== TASK STATEMENT ==
Identify and copy all lines of the material where the string "Insertion" is found.

-- begin --

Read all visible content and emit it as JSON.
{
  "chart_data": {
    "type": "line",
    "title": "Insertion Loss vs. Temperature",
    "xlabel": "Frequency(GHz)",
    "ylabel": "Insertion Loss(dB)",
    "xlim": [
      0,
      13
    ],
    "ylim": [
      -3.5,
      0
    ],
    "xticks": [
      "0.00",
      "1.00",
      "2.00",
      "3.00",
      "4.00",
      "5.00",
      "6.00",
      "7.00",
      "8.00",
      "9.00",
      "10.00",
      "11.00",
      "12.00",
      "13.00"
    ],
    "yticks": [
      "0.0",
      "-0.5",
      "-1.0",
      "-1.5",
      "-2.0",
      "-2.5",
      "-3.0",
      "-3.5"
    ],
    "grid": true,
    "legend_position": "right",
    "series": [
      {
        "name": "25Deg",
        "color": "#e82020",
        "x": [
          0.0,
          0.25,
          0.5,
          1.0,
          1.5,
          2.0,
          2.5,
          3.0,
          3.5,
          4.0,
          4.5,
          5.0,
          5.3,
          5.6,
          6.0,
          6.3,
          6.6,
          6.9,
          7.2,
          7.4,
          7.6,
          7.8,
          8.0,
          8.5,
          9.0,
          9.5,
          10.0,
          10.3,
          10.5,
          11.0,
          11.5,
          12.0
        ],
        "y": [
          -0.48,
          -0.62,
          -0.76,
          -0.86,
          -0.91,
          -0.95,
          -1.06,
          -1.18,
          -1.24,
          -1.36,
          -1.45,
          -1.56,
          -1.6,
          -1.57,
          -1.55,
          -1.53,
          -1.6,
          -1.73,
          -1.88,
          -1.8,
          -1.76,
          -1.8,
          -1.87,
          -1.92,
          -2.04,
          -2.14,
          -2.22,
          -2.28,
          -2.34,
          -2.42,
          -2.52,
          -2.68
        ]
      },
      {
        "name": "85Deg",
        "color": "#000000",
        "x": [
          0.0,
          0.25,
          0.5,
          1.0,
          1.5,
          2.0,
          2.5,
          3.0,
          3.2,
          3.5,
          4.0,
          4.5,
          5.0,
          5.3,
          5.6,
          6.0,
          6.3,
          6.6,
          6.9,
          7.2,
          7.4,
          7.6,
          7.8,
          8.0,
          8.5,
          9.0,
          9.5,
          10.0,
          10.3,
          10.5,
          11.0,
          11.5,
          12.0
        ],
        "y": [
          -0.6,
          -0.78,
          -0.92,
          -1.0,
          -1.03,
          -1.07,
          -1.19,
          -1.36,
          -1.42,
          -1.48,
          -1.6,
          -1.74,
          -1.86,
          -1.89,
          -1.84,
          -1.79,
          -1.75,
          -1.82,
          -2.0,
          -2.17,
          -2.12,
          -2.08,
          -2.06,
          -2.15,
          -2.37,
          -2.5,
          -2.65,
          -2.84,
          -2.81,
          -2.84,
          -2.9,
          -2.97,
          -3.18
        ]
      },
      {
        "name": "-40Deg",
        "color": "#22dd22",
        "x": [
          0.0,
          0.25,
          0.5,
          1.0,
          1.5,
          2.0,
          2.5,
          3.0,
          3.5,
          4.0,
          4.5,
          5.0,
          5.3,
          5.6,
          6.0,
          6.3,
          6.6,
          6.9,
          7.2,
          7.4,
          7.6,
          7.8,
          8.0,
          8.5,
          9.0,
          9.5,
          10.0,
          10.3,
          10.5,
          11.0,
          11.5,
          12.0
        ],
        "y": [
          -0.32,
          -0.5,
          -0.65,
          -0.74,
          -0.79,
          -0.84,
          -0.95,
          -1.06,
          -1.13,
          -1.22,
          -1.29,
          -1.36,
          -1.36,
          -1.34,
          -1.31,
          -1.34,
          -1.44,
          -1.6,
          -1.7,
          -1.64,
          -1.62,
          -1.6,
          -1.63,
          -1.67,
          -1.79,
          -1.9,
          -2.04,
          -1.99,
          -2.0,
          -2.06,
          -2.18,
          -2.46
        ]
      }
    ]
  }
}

-- end --

== FINISHED ANSWER ==
    "title": "Insertion Loss vs. Temperature",
    "ylabel": "Insertion Loss(dB)",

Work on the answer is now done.